# [STORED RECORDS]
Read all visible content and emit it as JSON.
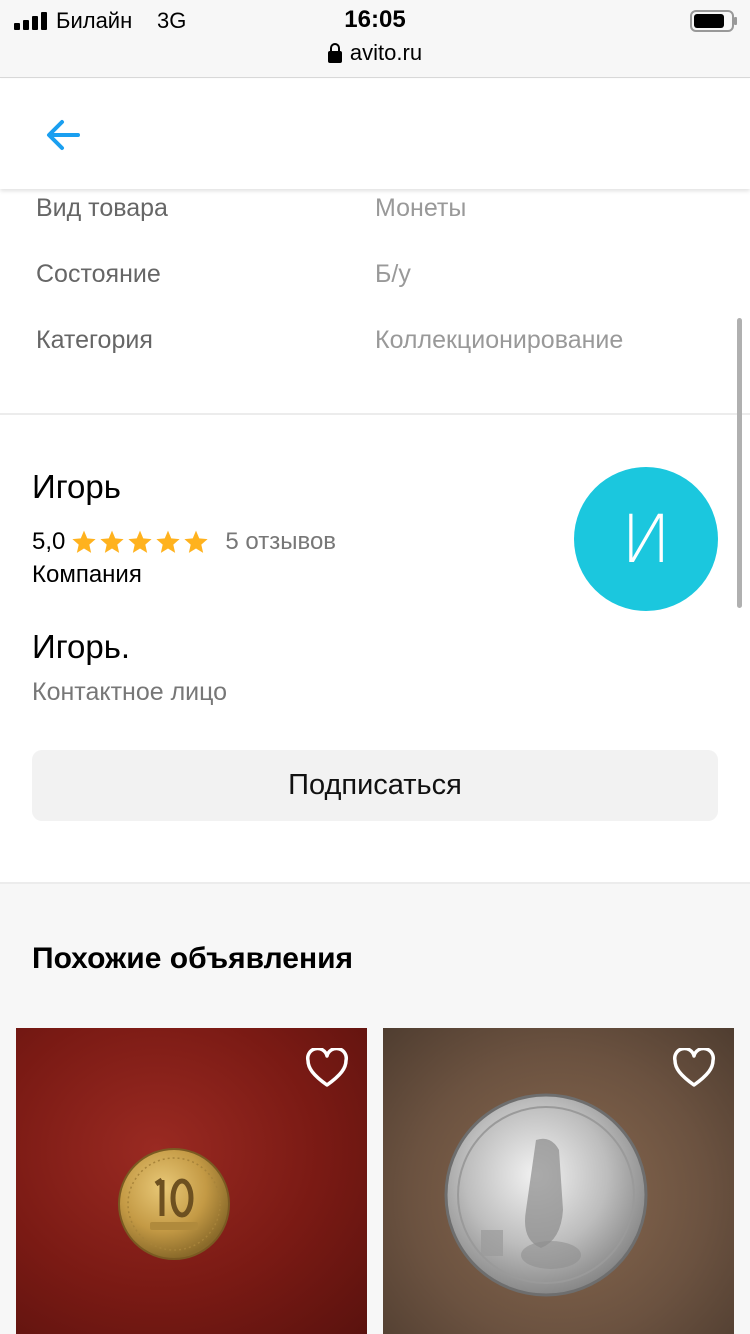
{
  "status": {
    "carrier": "Билайн",
    "network": "3G",
    "time": "16:05",
    "url": "avito.ru"
  },
  "params": [
    {
      "label": "Вид товара",
      "value": "Монеты"
    },
    {
      "label": "Состояние",
      "value": "Б/у"
    },
    {
      "label": "Категория",
      "value": "Коллекционирование"
    }
  ],
  "seller": {
    "name": "Игорь",
    "rating": "5,0",
    "stars": 5,
    "reviews": "5 отзывов",
    "type": "Компания",
    "avatar_letter": "И",
    "avatar_color": "#1bc7de",
    "contact_name": "Игорь.",
    "contact_role": "Контактное лицо",
    "subscribe_label": "Подписаться"
  },
  "similar": {
    "title": "Похожие объявления",
    "items": [
      {
        "image": "coin-10-kopeks-photo"
      },
      {
        "image": "coin-krokodil-gena-photo"
      }
    ]
  },
  "colors": {
    "accent": "#1a9ff0",
    "star": "#ffb21e"
  }
}
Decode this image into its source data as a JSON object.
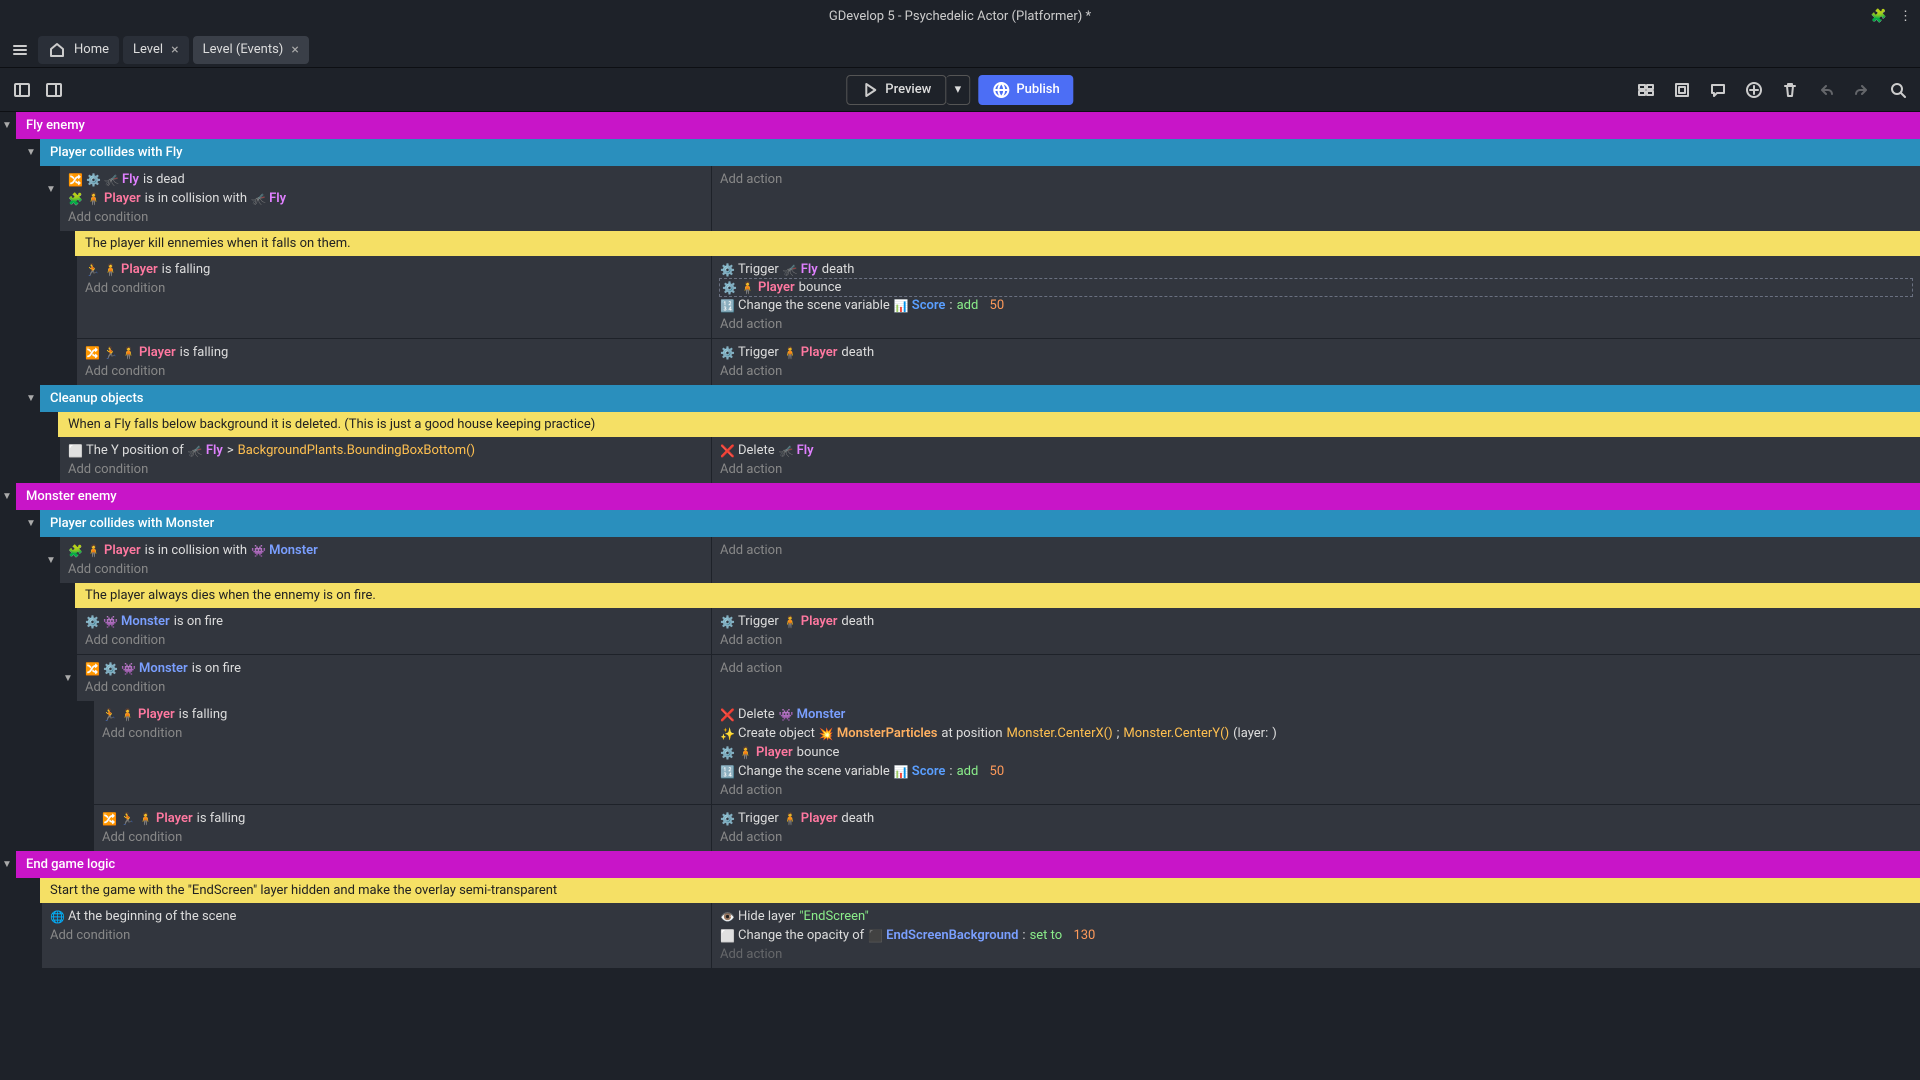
{
  "title": "GDevelop 5 - Psychedelic Actor (Platformer) *",
  "tabs": {
    "home": "Home",
    "level": "Level",
    "events": "Level (Events)"
  },
  "toolbar": {
    "preview": "Preview",
    "publish": "Publish"
  },
  "txt": {
    "addCond": "Add condition",
    "addAct": "Add action",
    "flyEnemy": "Fly enemy",
    "playerFly": "Player collides with Fly",
    "flyDead": " is dead",
    "collisionWith": " is in collision with ",
    "commentKill": "The player kill ennemies when it falls on them.",
    "isFalling": " is falling",
    "trigger": "Trigger ",
    "death": " death",
    "bounce": " bounce",
    "changeVar": "Change the scene variable ",
    "add": "add",
    "fifty": "50",
    "cleanup": "Cleanup objects",
    "commentCleanup": "When a Fly falls below background it is deleted. (This is just a good house keeping practice)",
    "yPos": "The Y position of ",
    "gt": " > ",
    "bgExpr": "BackgroundPlants.BoundingBoxBottom()",
    "delete": "Delete ",
    "monsterEnemy": "Monster enemy",
    "playerMonster": "Player collides with Monster",
    "commentFire": "The player always dies when the ennemy is on fire.",
    "onFire": " is on fire",
    "createObj": "Create object ",
    "atPos": " at position ",
    "mposX": "Monster.CenterX()",
    "mposY": "Monster.CenterY()",
    "layer": " (layer: ",
    "rparen": ")",
    "semi": ";",
    "endGame": "End game logic",
    "commentEnd": "Start the game with the \"EndScreen\" layer hidden and make the overlay semi-transparent",
    "atBegin": "At the beginning of the scene",
    "hideLayer": "Hide layer ",
    "endScreen": "\"EndScreen\"",
    "changeOpacity": "Change the opacity of ",
    "setTo": "set to",
    "v130": "130",
    "colon": ": ",
    "inv": "",
    "fly": "Fly",
    "player": "Player",
    "monster": "Monster",
    "monsterParticles": "MonsterParticles",
    "score": "Score",
    "endBg": "EndScreenBackground"
  }
}
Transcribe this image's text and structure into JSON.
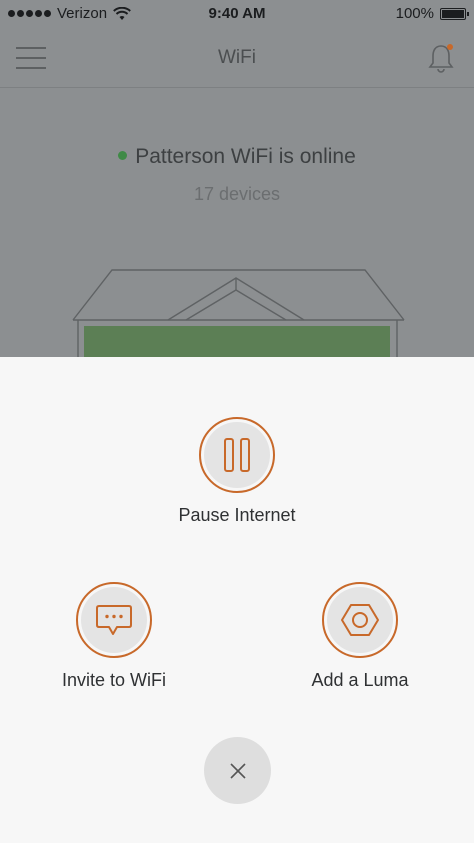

# [BRIEF]
Pictures in the records should not appear in your copy, but everything else must be transcribed exactly.

# [THE SOLUTION]
Read all visible content and emit it as JSON.
{
  "status": {
    "carrier": "Билайн",
    "network": "3G",
    "time": "16:05",
    "url": "avito.ru"
  },
  "params": [
    {
      "label": "Вид товара",
      "value": "Монеты"
    },
    {
      "label": "Состояние",
      "value": "Б/у"
    },
    {
      "label": "Категория",
      "value": "Коллекционирование"
    }
  ],
  "seller": {
    "name": "Игорь",
    "rating": "5,0",
    "stars": 5,
    "reviews": "5 отзывов",
    "type": "Компания",
    "avatar_letter": "И",
    "avatar_color": "#1bc7de",
    "contact_name": "Игорь.",
    "contact_role": "Контактное лицо",
    "subscribe_label": "Подписаться"
  },
  "similar": {
    "title": "Похожие объявления",
    "items": [
      {
        "image": "coin-10-kopeks-photo"
      },
      {
        "image": "coin-krokodil-gena-photo"
      }
    ]
  },
  "colors": {
    "accent": "#1a9ff0",
    "star": "#ffb21e"
  }
}
Decode this image into its source data as a JSON object.
{
  "title": "GDevelop 5 - Psychedelic Actor (Platformer) *",
  "tabs": {
    "home": "Home",
    "level": "Level",
    "events": "Level (Events)"
  },
  "toolbar": {
    "preview": "Preview",
    "publish": "Publish"
  },
  "txt": {
    "addCond": "Add condition",
    "addAct": "Add action",
    "flyEnemy": "Fly enemy",
    "playerFly": "Player collides with Fly",
    "flyDead": " is dead",
    "collisionWith": " is in collision with ",
    "commentKill": "The player kill ennemies when it falls on them.",
    "isFalling": " is falling",
    "trigger": "Trigger ",
    "death": " death",
    "bounce": " bounce",
    "changeVar": "Change the scene variable ",
    "add": "add",
    "fifty": "50",
    "cleanup": "Cleanup objects",
    "commentCleanup": "When a Fly falls below background it is deleted. (This is just a good house keeping practice)",
    "yPos": "The Y position of ",
    "gt": " > ",
    "bgExpr": "BackgroundPlants.BoundingBoxBottom()",
    "delete": "Delete ",
    "monsterEnemy": "Monster enemy",
    "playerMonster": "Player collides with Monster",
    "commentFire": "The player always dies when the ennemy is on fire.",
    "onFire": " is on fire",
    "createObj": "Create object ",
    "atPos": " at position ",
    "mposX": "Monster.CenterX()",
    "mposY": "Monster.CenterY()",
    "layer": " (layer: ",
    "rparen": ")",
    "semi": ";",
    "endGame": "End game logic",
    "commentEnd": "Start the game with the \"EndScreen\" layer hidden and make the overlay semi-transparent",
    "atBegin": "At the beginning of the scene",
    "hideLayer": "Hide layer ",
    "endScreen": "\"EndScreen\"",
    "changeOpacity": "Change the opacity of ",
    "setTo": "set to",
    "v130": "130",
    "colon": ": ",
    "inv": "",
    "fly": "Fly",
    "player": "Player",
    "monster": "Monster",
    "monsterParticles": "MonsterParticles",
    "score": "Score",
    "endBg": "EndScreenBackground"
  }
}
Transcribe this image's text and structure into JSON.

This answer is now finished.